Task statement: Identify each line below that contains the word "semi", and copy it out.

Data extract:
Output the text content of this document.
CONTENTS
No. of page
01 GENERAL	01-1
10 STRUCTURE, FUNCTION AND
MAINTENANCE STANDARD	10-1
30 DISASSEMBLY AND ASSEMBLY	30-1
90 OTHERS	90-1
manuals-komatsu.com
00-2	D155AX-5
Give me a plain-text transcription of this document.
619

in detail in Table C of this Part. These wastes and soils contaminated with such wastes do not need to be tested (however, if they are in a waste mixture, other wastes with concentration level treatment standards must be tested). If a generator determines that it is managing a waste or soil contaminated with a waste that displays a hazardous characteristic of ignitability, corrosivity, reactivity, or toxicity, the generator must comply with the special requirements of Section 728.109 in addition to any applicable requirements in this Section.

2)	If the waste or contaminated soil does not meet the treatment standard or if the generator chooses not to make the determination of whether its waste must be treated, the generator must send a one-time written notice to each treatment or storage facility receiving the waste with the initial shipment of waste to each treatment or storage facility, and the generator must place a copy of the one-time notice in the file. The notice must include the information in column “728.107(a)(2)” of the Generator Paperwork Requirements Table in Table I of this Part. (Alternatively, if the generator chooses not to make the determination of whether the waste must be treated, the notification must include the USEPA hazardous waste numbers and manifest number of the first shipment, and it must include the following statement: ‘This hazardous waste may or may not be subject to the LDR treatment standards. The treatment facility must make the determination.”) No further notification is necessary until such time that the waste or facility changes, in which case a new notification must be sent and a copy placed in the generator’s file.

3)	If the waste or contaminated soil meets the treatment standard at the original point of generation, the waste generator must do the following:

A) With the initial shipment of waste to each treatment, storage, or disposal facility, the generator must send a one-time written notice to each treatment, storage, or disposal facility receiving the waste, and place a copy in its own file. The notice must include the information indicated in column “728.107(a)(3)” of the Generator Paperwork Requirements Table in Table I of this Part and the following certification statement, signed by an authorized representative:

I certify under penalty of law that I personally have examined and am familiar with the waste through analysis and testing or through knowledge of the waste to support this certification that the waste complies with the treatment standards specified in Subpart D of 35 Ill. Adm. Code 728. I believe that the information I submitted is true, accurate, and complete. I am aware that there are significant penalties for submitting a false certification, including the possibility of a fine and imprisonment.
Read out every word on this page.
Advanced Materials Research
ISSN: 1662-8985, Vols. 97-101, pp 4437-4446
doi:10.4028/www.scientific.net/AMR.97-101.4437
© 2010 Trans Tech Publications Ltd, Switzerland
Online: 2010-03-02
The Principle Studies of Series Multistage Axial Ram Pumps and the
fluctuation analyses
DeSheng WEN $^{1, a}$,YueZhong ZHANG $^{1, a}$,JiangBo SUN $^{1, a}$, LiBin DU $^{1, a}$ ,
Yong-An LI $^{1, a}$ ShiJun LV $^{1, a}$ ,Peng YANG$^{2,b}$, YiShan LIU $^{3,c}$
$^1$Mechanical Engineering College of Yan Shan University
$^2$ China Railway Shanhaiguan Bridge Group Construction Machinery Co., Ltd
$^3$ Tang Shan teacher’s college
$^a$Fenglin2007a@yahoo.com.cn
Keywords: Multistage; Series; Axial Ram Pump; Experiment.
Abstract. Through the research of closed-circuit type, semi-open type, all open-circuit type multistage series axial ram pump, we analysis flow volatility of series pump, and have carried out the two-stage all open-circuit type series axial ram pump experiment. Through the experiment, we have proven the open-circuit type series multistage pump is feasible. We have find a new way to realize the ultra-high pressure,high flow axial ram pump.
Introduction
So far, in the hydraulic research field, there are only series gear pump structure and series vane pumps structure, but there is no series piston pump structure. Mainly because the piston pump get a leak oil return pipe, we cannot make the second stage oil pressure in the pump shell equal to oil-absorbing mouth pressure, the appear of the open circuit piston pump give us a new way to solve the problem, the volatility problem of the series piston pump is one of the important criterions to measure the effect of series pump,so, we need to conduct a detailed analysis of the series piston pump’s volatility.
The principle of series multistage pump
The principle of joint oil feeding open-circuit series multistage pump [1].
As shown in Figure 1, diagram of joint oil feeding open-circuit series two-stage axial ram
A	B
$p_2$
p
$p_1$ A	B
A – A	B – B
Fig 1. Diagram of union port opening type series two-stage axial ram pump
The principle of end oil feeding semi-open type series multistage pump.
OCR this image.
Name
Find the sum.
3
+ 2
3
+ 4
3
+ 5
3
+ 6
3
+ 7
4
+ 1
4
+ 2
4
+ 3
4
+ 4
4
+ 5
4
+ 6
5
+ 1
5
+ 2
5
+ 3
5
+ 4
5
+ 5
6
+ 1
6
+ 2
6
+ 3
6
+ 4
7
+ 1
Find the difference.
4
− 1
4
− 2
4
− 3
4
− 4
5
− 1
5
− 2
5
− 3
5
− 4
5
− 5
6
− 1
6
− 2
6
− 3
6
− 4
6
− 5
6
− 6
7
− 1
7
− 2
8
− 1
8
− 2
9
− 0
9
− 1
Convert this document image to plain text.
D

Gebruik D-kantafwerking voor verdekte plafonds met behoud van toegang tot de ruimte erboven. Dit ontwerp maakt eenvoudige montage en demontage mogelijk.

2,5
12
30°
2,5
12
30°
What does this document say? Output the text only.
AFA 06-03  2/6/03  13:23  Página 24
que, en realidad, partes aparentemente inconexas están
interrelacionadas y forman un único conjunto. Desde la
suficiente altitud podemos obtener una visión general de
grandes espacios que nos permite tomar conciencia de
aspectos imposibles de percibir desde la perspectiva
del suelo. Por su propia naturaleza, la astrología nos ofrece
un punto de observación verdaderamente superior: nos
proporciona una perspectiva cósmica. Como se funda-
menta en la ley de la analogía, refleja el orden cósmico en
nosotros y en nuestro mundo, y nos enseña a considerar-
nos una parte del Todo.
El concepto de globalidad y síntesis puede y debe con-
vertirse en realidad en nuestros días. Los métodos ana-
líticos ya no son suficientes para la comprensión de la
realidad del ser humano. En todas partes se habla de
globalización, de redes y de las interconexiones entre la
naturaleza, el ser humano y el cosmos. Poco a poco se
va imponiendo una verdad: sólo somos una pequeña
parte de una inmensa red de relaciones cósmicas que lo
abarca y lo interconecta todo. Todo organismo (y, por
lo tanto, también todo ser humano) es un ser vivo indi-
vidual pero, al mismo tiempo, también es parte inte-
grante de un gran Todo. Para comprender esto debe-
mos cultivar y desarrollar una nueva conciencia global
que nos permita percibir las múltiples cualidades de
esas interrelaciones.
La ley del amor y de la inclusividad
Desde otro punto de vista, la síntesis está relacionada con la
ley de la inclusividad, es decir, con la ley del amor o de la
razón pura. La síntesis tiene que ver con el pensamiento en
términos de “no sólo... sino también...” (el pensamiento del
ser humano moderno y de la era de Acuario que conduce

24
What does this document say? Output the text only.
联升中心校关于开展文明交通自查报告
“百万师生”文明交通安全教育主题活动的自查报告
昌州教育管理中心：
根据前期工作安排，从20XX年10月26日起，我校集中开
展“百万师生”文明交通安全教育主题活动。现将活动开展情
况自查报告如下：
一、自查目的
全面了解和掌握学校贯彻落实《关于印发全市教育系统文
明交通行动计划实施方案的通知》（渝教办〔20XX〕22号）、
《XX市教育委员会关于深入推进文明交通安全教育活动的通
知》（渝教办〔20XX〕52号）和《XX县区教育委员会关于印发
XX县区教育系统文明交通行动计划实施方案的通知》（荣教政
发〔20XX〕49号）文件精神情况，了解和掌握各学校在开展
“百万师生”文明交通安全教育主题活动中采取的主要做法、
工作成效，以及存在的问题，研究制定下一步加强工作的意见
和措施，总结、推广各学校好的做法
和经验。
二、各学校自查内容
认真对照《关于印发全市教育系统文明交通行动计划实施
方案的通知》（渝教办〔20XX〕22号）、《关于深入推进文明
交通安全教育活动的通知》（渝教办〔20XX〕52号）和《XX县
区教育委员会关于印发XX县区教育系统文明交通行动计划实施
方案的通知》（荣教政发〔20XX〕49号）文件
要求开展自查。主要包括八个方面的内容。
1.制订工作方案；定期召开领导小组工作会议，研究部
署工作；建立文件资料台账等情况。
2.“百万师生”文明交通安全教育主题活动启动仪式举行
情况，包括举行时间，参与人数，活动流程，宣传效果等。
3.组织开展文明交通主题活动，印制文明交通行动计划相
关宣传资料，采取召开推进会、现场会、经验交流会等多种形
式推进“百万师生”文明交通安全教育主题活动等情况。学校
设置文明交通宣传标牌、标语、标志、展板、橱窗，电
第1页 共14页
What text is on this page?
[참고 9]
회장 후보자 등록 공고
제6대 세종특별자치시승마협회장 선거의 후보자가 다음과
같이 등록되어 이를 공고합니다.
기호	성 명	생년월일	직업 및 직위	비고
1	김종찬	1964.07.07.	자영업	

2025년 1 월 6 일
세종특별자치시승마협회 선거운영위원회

Final answer:
Abstract. Through the research of closed-circuit type, semi-open type, all open-circuit type multistage series axial ram pump, we analysis flow volatility of series pump, and have carried out the two-stage all open-circuit type series axial ram pump experiment. Through the experiment, we have proven the open-circuit type series multistage pump is feasible. We have find a new way to realize the ultra-high pressure,high flow axial ram pump.
The principle of end oil feeding semi-open type series multistage pump.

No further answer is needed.